──────── STORED RECORDS ────────

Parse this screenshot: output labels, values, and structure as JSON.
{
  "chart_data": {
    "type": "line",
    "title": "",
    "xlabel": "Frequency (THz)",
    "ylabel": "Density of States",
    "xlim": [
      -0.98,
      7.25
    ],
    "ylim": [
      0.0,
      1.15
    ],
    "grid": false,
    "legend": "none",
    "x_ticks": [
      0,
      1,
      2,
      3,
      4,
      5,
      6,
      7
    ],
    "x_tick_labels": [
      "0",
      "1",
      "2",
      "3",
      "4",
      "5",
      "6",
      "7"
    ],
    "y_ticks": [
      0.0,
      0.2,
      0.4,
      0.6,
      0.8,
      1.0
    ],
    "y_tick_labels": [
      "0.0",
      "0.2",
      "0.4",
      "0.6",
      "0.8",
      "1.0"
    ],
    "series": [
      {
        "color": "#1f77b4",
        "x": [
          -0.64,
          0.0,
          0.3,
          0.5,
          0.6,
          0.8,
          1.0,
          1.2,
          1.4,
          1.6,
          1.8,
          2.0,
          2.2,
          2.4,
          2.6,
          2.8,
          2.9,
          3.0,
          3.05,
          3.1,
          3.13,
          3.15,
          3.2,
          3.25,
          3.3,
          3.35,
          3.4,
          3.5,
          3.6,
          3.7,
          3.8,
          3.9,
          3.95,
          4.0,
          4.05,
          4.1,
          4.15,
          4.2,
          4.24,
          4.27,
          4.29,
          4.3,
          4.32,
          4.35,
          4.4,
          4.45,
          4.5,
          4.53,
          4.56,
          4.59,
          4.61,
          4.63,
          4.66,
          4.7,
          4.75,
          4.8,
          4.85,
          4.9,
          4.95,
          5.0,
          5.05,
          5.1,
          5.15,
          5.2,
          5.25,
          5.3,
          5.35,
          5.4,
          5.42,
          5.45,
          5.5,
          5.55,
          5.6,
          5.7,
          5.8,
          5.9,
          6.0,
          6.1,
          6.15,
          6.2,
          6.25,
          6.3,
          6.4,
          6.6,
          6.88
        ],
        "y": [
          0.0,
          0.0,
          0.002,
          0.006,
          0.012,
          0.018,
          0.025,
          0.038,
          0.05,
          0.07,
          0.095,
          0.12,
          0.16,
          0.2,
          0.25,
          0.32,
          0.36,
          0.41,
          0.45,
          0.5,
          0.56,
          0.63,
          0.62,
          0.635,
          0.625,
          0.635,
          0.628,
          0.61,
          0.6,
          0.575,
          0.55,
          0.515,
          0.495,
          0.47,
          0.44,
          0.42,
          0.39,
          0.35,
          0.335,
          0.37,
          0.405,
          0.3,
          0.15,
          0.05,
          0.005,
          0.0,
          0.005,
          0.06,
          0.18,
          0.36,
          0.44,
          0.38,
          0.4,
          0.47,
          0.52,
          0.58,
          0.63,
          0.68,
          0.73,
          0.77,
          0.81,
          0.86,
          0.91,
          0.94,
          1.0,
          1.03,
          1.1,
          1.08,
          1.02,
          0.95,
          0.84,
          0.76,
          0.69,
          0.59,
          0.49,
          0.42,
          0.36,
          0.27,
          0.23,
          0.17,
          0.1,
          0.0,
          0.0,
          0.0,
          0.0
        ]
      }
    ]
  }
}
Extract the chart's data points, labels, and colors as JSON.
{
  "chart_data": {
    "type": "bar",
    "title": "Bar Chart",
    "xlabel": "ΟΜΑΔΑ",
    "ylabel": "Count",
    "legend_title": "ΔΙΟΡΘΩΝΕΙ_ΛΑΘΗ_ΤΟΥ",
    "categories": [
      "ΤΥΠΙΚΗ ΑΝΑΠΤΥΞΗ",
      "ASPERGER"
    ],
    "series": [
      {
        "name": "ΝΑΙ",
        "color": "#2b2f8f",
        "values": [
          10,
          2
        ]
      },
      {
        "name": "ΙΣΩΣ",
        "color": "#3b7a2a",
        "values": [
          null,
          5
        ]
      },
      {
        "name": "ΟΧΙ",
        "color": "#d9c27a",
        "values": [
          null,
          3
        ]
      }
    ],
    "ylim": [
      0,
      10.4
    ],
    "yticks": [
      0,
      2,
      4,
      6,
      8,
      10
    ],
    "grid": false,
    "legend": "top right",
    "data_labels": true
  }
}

────────

**STATED PROBLEM**. Please restate the records in full, word for word.

**EXERCISE ANSWER**.
Parse this screenshot: output labels, values, and structure as JSON.
{
  "chart_data": {
    "type": "line",
    "title": "",
    "xlabel": "Frequency (THz)",
    "ylabel": "Density of States",
    "xlim": [
      -0.98,
      7.25
    ],
    "ylim": [
      0.0,
      1.15
    ],
    "grid": false,
    "legend": "none",
    "x_ticks": [
      0,
      1,
      2,
      3,
      4,
      5,
      6,
      7
    ],
    "x_tick_labels": [
      "0",
      "1",
      "2",
      "3",
      "4",
      "5",
      "6",
      "7"
    ],
    "y_ticks": [
      0.0,
      0.2,
      0.4,
      0.6,
      0.8,
      1.0
    ],
    "y_tick_labels": [
      "0.0",
      "0.2",
      "0.4",
      "0.6",
      "0.8",
      "1.0"
    ],
    "series": [
      {
        "color": "#1f77b4",
        "x": [
          -0.64,
          0.0,
          0.3,
          0.5,
          0.6,
          0.8,
          1.0,
          1.2,
          1.4,
          1.6,
          1.8,
          2.0,
          2.2,
          2.4,
          2.6,
          2.8,
          2.9,
          3.0,
          3.05,
          3.1,
          3.13,
          3.15,
          3.2,
          3.25,
          3.3,
          3.35,
          3.4,
          3.5,
          3.6,
          3.7,
          3.8,
          3.9,
          3.95,
          4.0,
          4.05,
          4.1,
          4.15,
          4.2,
          4.24,
          4.27,
          4.29,
          4.3,
          4.32,
          4.35,
          4.4,
          4.45,
          4.5,
          4.53,
          4.56,
          4.59,
          4.61,
          4.63,
          4.66,
          4.7,
          4.75,
          4.8,
          4.85,
          4.9,
          4.95,
          5.0,
          5.05,
          5.1,
          5.15,
          5.2,
          5.25,
          5.3,
          5.35,
          5.4,
          5.42,
          5.45,
          5.5,
          5.55,
          5.6,
          5.7,
          5.8,
          5.9,
          6.0,
          6.1,
          6.15,
          6.2,
          6.25,
          6.3,
          6.4,
          6.6,
          6.88
        ],
        "y": [
          0.0,
          0.0,
          0.002,
          0.006,
          0.012,
          0.018,
          0.025,
          0.038,
          0.05,
          0.07,
          0.095,
          0.12,
          0.16,
          0.2,
          0.25,
          0.32,
          0.36,
          0.41,
          0.45,
          0.5,
          0.56,
          0.63,
          0.62,
          0.635,
          0.625,
          0.635,
          0.628,
          0.61,
          0.6,
          0.575,
          0.55,
          0.515,
          0.495,
          0.47,
          0.44,
          0.42,
          0.39,
          0.35,
          0.335,
          0.37,
          0.405,
          0.3,
          0.15,
          0.05,
          0.005,
          0.0,
          0.005,
          0.06,
          0.18,
          0.36,
          0.44,
          0.38,
          0.4,
          0.47,
          0.52,
          0.58,
          0.63,
          0.68,
          0.73,
          0.77,
          0.81,
          0.86,
          0.91,
          0.94,
          1.0,
          1.03,
          1.1,
          1.08,
          1.02,
          0.95,
          0.84,
          0.76,
          0.69,
          0.59,
          0.49,
          0.42,
          0.36,
          0.27,
          0.23,
          0.17,
          0.1,
          0.0,
          0.0,
          0.0,
          0.0
        ]
      }
    ]
  }
}
Extract the chart's data points, labels, and colors as JSON.
{
  "chart_data": {
    "type": "bar",
    "title": "Bar Chart",
    "xlabel": "ΟΜΑΔΑ",
    "ylabel": "Count",
    "legend_title": "ΔΙΟΡΘΩΝΕΙ_ΛΑΘΗ_ΤΟΥ",
    "categories": [
      "ΤΥΠΙΚΗ ΑΝΑΠΤΥΞΗ",
      "ASPERGER"
    ],
    "series": [
      {
        "name": "ΝΑΙ",
        "color": "#2b2f8f",
        "values": [
          10,
          2
        ]
      },
      {
        "name": "ΙΣΩΣ",
        "color": "#3b7a2a",
        "values": [
          null,
          5
        ]
      },
      {
        "name": "ΟΧΙ",
        "color": "#d9c27a",
        "values": [
          null,
          3
        ]
      }
    ],
    "ylim": [
      0,
      10.4
    ],
    "yticks": [
      0,
      2,
      4,
      6,
      8,
      10
    ],
    "grid": false,
    "legend": "top right",
    "data_labels": true
  }
}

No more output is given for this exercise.